• Text provided:

# # # #

Much of the following year or so was spent re learning the things I was able to
do in Windows on Linux and eventually being able to what I term bootstrap
myself, by that I mean install and configure a distribution from scratch, and
have it actually function. As I look back this time could have been spent a
little better or at least could have benefited from some structure. I think
choosing a tutorial or book and sticking to it would have greatly reduced the
number of months I could be labelled as a n00b.
In light of that, for the next few years I have some goals that I feel are not
too grandiose but will help me greatly down the road as the problems Linux
present to me become more and more complex and challenging. (IE: getting X to work
used to be one of those problems.)
Here are what I consider (rightly or wrongly) essential *nix computer skills:
Shell Scripting
This is an area in which I am pathetically weak. Several weeks ago I had a an
rsync job that kept dying because of
some
obscure
Realtek/rsync bug. I wanted to run a script that checked for rsync's exit
status and retry if it was non zero. Simple enough no? Well not if I didn't
realize my script spawned a subshell that didn't know about the return status
of my rsync command. Finally after some prodding from irc gremlins I came up
with `keeptrying.sh'
#!/bin/sh
STATUS=1
while [ $STATUS -gt 0 ]; do
sleep 3;
echo "rsync failed!!" ;
echo "retrying........";
/home/aec/bin/videosync
STATUS=$?
done
The whole exercise took far longer than it should really and at this point in
the game I should darn well know this stuff.
C Programming
This is one area that I am actually not so hard on my self. Given that I have
no formal education in computers and learn from the internet and irc only and
yada yada yada..., I think so far I have done pretty good. Lots more to learn
of course but I find solving problems with C less daunting than this time last
year and hope that trend continues.

# # # #

• Exercise requirements:
Rewrite everything in the passage on learning Linux from "C Programming" down to "that trend continues.", putting "intimidating" in place of "daunting". The lines after the passage on learning Linux are separate material.

# # # #

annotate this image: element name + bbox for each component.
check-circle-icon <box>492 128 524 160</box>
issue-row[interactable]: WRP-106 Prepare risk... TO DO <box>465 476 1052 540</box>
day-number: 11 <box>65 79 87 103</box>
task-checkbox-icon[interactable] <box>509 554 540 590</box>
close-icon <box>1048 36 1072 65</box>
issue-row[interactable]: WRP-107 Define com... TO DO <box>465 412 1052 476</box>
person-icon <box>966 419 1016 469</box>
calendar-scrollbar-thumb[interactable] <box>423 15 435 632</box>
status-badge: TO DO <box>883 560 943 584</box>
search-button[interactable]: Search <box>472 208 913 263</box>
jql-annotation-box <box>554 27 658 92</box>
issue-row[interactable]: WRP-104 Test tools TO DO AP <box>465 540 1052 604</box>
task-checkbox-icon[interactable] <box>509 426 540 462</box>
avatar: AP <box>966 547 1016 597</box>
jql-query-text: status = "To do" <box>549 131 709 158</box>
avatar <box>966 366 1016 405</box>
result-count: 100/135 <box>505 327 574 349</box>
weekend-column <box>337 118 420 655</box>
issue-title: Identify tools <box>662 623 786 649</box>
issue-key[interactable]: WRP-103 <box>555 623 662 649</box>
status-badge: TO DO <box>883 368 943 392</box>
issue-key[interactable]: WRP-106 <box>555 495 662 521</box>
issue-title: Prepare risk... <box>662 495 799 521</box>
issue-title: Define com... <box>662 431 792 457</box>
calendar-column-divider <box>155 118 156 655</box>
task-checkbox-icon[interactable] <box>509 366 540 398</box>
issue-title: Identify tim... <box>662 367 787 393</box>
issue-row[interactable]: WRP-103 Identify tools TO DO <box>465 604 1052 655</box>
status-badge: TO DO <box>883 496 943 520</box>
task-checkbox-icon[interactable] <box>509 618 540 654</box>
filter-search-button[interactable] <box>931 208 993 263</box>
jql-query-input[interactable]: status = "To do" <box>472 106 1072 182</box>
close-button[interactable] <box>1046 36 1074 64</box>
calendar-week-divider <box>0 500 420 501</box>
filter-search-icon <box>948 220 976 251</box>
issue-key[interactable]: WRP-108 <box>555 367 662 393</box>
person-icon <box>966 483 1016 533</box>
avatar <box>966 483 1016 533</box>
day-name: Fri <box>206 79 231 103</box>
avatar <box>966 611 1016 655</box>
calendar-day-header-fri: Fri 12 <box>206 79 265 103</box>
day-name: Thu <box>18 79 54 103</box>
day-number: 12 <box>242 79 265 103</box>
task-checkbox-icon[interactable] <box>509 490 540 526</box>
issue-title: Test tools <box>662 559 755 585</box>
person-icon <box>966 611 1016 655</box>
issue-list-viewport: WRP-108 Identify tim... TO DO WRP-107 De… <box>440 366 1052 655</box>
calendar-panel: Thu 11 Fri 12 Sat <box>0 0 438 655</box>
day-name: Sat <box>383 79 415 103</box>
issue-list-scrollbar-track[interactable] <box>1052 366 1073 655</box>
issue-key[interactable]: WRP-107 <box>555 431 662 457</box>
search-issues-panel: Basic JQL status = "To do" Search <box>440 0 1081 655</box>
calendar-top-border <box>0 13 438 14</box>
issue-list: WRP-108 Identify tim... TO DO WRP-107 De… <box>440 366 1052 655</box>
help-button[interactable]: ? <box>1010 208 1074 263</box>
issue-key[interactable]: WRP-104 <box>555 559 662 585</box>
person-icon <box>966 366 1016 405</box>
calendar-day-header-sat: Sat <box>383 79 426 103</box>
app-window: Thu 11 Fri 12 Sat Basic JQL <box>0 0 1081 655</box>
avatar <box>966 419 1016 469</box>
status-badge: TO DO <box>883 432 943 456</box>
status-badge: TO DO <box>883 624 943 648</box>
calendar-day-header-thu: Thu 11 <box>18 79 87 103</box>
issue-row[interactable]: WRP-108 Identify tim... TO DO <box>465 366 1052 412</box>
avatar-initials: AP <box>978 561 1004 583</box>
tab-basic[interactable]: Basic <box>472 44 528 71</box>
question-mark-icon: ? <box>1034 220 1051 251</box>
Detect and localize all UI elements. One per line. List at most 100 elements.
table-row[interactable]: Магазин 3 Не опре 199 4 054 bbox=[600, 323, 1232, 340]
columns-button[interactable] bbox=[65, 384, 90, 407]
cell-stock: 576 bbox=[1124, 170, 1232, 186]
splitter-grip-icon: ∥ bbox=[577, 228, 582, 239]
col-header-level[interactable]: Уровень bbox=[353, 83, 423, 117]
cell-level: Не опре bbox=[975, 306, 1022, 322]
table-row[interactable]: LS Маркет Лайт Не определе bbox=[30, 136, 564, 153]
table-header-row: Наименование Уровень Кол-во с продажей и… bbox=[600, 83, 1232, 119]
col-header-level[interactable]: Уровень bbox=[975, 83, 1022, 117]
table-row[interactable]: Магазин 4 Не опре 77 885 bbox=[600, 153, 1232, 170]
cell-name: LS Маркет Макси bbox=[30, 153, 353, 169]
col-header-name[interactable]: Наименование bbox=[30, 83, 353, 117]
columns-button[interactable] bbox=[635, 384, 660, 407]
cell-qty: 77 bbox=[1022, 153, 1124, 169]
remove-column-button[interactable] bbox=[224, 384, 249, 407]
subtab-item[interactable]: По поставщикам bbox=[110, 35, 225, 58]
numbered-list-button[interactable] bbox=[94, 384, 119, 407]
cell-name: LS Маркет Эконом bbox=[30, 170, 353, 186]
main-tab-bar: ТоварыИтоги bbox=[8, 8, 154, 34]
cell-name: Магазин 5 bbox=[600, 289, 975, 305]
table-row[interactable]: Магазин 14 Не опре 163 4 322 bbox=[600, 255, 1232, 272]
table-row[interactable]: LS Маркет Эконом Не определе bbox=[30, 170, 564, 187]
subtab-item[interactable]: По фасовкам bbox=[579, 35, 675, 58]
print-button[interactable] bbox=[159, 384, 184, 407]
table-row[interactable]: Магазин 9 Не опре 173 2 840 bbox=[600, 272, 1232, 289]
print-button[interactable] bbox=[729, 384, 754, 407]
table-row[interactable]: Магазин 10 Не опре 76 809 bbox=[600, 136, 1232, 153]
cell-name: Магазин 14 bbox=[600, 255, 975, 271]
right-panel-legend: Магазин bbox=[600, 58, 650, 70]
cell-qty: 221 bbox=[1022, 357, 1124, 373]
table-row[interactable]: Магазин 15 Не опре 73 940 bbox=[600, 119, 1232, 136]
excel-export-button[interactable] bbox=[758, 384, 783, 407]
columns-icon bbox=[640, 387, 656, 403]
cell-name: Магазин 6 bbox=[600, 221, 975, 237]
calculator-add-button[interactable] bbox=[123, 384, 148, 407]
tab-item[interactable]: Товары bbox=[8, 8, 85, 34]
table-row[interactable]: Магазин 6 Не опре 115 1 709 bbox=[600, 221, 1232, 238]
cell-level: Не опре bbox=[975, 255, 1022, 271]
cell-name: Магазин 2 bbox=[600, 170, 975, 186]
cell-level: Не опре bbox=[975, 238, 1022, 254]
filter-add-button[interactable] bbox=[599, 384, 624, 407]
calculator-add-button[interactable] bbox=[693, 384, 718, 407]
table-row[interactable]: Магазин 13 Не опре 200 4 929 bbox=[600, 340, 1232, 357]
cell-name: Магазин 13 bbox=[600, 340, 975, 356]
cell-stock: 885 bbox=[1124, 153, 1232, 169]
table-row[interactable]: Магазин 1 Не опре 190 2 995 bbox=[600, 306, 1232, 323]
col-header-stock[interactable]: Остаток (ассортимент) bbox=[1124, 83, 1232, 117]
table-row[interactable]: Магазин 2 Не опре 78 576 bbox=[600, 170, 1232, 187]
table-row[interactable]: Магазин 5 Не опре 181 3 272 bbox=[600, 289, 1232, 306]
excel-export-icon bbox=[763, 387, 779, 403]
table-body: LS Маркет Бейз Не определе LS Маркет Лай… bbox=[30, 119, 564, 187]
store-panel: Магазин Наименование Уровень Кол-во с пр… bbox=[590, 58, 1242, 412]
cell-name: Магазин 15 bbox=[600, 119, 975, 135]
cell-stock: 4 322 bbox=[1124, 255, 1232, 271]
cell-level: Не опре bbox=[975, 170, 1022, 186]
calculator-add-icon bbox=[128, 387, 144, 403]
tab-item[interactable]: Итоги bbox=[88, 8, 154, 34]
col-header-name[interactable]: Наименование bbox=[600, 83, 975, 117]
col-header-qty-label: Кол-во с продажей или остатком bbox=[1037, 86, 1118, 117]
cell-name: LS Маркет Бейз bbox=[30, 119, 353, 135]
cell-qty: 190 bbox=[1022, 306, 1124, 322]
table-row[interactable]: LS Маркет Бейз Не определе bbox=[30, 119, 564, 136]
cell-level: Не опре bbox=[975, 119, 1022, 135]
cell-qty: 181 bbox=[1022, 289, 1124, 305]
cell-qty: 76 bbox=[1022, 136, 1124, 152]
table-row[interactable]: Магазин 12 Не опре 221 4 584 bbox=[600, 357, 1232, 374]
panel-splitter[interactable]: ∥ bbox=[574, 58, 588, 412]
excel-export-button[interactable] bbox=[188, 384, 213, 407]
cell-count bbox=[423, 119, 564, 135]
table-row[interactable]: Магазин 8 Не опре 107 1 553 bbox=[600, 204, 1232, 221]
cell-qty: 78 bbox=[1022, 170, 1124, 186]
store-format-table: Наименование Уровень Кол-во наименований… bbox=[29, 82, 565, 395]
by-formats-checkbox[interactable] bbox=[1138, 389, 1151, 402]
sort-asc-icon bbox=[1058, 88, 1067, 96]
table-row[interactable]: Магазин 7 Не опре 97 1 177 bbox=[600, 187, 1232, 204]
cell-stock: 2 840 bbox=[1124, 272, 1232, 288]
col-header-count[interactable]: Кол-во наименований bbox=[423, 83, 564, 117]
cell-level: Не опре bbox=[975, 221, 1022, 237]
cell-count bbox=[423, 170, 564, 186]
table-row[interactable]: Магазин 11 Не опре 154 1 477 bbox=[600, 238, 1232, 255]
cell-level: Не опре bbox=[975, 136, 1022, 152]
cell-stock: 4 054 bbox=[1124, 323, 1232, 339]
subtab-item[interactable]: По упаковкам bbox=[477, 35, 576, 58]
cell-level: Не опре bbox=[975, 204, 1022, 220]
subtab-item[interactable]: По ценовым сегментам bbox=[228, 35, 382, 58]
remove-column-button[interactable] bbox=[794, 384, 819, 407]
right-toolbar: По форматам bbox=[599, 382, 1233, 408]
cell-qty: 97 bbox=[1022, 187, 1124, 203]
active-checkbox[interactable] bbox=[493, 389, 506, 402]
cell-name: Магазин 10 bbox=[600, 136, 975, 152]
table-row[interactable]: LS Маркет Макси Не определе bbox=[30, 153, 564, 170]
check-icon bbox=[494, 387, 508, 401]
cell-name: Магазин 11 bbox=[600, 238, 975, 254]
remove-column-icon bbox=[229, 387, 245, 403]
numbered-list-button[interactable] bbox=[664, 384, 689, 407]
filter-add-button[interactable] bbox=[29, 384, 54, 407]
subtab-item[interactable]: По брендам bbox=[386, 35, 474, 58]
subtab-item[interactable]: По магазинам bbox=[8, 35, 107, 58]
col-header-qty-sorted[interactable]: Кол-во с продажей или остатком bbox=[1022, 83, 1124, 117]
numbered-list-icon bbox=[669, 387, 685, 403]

# # # #

• Solution for this task:
C Programming
This is one area that I am actually not so hard on my self. Given that I have
no formal education in computers and learn from the internet and irc only and
yada yada yada..., I think so far I have done pretty good. Lots more to learn
of course but I find solving problems with C less intimidating than this time last
year and hope that trend continues.